• [BRIEF]
Produce the listing below again, exactly as shown.

(Structured figure records)
-=-=-=-=-

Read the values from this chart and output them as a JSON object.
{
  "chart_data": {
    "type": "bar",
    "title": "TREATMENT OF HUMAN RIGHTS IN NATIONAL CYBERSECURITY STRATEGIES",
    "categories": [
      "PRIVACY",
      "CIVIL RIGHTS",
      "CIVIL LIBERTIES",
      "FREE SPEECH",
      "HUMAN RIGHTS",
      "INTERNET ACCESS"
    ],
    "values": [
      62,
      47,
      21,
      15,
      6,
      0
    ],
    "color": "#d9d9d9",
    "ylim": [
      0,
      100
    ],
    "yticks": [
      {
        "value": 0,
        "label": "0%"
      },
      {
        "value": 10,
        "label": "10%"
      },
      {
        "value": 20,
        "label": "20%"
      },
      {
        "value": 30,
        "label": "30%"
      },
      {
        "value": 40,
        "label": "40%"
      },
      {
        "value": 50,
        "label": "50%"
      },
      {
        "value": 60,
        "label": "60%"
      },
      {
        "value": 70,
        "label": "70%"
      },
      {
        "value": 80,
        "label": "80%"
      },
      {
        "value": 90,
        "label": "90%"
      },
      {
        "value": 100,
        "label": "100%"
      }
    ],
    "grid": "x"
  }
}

-=-=-=-=-

• [RESPONSE TO THE EXERCISE]
Read the values from this chart and output them as a JSON object.
{
  "chart_data": {
    "type": "bar",
    "title": "TREATMENT OF HUMAN RIGHTS IN NATIONAL CYBERSECURITY STRATEGIES",
    "categories": [
      "PRIVACY",
      "CIVIL RIGHTS",
      "CIVIL LIBERTIES",
      "FREE SPEECH",
      "HUMAN RIGHTS",
      "INTERNET ACCESS"
    ],
    "values": [
      62,
      47,
      21,
      15,
      6,
      0
    ],
    "color": "#d9d9d9",
    "ylim": [
      0,
      100
    ],
    "yticks": [
      {
        "value": 0,
        "label": "0%"
      },
      {
        "value": 10,
        "label": "10%"
      },
      {
        "value": 20,
        "label": "20%"
      },
      {
        "value": 30,
        "label": "30%"
      },
      {
        "value": 40,
        "label": "40%"
      },
      {
        "value": 50,
        "label": "50%"
      },
      {
        "value": 60,
        "label": "60%"
      },
      {
        "value": 70,
        "label": "70%"
      },
      {
        "value": 80,
        "label": "80%"
      },
      {
        "value": 90,
        "label": "90%"
      },
      {
        "value": 100,
        "label": "100%"
      }
    ],
    "grid": "x"
  }
}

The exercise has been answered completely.